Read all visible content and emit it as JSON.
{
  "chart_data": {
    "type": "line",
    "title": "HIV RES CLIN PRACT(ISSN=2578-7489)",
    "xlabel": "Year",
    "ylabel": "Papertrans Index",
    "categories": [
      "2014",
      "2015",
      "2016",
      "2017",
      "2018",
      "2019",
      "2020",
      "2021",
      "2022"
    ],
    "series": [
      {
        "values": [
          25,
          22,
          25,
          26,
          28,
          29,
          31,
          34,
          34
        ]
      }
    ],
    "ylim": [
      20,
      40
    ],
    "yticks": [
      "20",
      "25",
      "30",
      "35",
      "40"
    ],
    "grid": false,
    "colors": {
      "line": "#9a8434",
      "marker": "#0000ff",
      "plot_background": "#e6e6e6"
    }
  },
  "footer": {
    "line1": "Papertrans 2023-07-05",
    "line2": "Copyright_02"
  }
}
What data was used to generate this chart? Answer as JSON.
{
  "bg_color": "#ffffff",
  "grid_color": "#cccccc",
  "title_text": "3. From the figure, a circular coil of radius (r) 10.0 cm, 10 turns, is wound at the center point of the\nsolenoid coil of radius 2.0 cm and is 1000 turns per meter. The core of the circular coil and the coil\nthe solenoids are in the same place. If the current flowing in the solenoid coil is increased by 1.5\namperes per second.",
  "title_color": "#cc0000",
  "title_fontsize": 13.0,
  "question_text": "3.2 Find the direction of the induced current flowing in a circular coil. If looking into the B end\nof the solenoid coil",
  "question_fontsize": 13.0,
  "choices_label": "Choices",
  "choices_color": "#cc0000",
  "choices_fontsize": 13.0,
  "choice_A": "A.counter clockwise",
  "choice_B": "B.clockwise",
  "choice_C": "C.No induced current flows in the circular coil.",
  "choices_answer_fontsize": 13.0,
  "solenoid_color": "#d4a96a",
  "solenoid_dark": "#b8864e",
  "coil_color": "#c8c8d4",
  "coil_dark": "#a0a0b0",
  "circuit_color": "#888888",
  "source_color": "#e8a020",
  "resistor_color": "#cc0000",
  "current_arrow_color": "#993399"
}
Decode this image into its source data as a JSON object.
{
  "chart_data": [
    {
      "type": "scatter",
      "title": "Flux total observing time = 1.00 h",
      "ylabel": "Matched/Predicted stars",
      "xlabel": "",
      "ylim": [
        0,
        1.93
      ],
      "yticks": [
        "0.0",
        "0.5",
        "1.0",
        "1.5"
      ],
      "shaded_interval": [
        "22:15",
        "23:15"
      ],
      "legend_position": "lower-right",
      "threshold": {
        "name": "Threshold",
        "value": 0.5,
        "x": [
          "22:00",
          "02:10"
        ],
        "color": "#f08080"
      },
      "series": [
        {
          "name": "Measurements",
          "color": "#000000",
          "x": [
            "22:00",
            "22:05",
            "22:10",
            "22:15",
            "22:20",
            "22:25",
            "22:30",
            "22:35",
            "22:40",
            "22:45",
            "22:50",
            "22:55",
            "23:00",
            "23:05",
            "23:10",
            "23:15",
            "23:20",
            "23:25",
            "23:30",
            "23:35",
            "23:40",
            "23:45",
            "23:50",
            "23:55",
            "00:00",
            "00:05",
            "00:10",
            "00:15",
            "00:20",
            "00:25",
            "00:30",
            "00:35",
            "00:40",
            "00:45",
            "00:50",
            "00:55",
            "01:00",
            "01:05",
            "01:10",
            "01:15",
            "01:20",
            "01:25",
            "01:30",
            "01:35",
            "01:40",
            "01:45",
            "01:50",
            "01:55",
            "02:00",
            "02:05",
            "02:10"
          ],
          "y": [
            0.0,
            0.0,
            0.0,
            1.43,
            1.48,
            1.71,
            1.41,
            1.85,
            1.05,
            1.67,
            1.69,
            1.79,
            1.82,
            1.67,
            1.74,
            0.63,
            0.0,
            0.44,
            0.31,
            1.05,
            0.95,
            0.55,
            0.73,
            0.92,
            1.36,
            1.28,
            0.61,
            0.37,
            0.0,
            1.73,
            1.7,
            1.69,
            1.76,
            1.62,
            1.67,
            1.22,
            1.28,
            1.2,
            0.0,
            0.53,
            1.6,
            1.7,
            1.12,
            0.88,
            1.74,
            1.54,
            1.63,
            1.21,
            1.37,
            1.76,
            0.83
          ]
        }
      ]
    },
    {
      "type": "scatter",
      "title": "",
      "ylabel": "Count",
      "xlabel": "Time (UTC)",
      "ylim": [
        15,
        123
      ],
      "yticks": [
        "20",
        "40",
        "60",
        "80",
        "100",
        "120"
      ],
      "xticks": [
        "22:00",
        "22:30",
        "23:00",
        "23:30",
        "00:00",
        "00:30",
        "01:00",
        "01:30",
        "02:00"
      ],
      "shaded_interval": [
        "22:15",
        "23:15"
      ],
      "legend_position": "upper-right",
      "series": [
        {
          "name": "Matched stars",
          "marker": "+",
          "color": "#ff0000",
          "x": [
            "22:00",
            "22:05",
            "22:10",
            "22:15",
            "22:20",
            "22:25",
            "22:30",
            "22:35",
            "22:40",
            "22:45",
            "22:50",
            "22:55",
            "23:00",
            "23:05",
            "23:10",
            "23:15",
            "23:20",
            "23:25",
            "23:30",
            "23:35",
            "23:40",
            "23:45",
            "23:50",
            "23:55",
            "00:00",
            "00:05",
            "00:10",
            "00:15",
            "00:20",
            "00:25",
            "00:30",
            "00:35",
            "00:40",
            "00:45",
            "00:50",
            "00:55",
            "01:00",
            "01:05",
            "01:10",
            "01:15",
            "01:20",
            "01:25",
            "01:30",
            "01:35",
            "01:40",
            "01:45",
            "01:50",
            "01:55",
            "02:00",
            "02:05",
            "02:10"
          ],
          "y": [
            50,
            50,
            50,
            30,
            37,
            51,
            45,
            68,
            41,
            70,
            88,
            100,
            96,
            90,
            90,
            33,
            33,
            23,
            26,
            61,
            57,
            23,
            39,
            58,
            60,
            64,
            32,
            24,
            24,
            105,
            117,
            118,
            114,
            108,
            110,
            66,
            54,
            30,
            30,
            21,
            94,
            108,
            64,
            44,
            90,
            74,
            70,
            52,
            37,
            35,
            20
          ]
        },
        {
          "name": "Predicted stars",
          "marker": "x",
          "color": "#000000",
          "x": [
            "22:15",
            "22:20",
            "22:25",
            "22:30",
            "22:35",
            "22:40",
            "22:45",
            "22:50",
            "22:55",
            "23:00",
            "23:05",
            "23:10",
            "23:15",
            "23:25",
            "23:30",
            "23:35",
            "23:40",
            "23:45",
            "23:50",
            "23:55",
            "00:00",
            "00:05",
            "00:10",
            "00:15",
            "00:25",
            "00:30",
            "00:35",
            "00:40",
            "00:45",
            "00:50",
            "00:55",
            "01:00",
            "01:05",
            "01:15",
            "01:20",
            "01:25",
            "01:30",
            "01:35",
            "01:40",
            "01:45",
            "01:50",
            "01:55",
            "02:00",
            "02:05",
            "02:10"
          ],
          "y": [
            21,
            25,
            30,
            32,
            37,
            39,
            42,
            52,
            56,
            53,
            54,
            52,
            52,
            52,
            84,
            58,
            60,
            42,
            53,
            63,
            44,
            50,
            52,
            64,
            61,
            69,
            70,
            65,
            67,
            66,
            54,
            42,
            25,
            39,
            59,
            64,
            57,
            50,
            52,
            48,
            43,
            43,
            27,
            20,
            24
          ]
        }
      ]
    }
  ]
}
+++
*Goal of the exercise*:
Scan the material above. Extract every line in which the word "circular" occurs.

*Solution to the problem*:
  "title_text": "3. From the figure, a circular coil of radius (r) 10.0 cm, 10 turns, is wound at the center point of the\nsolenoid coil of radius 2.0 cm and is 1000 turns per meter. The core of the circular coil and the coil\nthe solenoids are in the same place. If the current flowing in the solenoid coil is increased by 1.5\namperes per second.",
  "question_text": "3.2 Find the direction of the induced current flowing in a circular coil. If looking into the B end\nof the solenoid coil",
  "choice_C": "C.No induced current flows in the circular coil.",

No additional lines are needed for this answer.